- [Exercise prompt]
Give the listing below again in full, exactly as written.

(Stored records)
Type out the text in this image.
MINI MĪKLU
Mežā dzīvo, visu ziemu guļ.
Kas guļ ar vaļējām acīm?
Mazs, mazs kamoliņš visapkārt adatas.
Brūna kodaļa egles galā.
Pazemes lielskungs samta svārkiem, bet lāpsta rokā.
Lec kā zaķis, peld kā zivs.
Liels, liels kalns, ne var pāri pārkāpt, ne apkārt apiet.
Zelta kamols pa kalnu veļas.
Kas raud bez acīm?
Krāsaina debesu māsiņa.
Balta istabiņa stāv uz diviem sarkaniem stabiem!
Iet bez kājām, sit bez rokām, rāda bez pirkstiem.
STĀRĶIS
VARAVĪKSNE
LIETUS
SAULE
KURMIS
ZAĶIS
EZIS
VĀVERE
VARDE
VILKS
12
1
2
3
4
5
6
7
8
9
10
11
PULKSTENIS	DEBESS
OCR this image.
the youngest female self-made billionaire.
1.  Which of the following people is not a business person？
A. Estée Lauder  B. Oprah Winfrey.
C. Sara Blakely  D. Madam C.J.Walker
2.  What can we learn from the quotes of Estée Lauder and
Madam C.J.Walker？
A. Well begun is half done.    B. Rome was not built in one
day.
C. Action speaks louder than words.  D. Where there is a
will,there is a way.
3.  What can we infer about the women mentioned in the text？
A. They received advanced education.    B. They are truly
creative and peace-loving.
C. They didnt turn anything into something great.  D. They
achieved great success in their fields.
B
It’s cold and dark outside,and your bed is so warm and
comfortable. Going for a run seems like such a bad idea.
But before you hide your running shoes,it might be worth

- [Expected answer]
Type out the text in this image.
MINI MĪKLU
Mežā dzīvo, visu ziemu guļ.
Kas guļ ar vaļējām acīm?
Mazs, mazs kamoliņš visapkārt adatas.
Brūna kodaļa egles galā.
Pazemes lielskungs samta svārkiem, bet lāpsta rokā.
Lec kā zaķis, peld kā zivs.
Liels, liels kalns, ne var pāri pārkāpt, ne apkārt apiet.
Zelta kamols pa kalnu veļas.
Kas raud bez acīm?
Krāsaina debesu māsiņa.
Balta istabiņa stāv uz diviem sarkaniem stabiem!
Iet bez kājām, sit bez rokām, rāda bez pirkstiem.
STĀRĶIS
VARAVĪKSNE
LIETUS
SAULE
KURMIS
ZAĶIS
EZIS
VĀVERE
VARDE
VILKS
12
1
2
3
4
5
6
7
8
9
10
11
PULKSTENIS	DEBESS
OCR this image.
the youngest female self-made billionaire.
1.  Which of the following people is not a business person？
A. Estée Lauder  B. Oprah Winfrey.
C. Sara Blakely  D. Madam C.J.Walker
2.  What can we learn from the quotes of Estée Lauder and
Madam C.J.Walker？
A. Well begun is half done.    B. Rome was not built in one
day.
C. Action speaks louder than words.  D. Where there is a
will,there is a way.
3.  What can we infer about the women mentioned in the text？
A. They received advanced education.    B. They are truly
creative and peace-loving.
C. They didnt turn anything into something great.  D. They
achieved great success in their fields.
B
It’s cold and dark outside,and your bed is so warm and
comfortable. Going for a run seems like such a bad idea.
But before you hide your running shoes,it might be worth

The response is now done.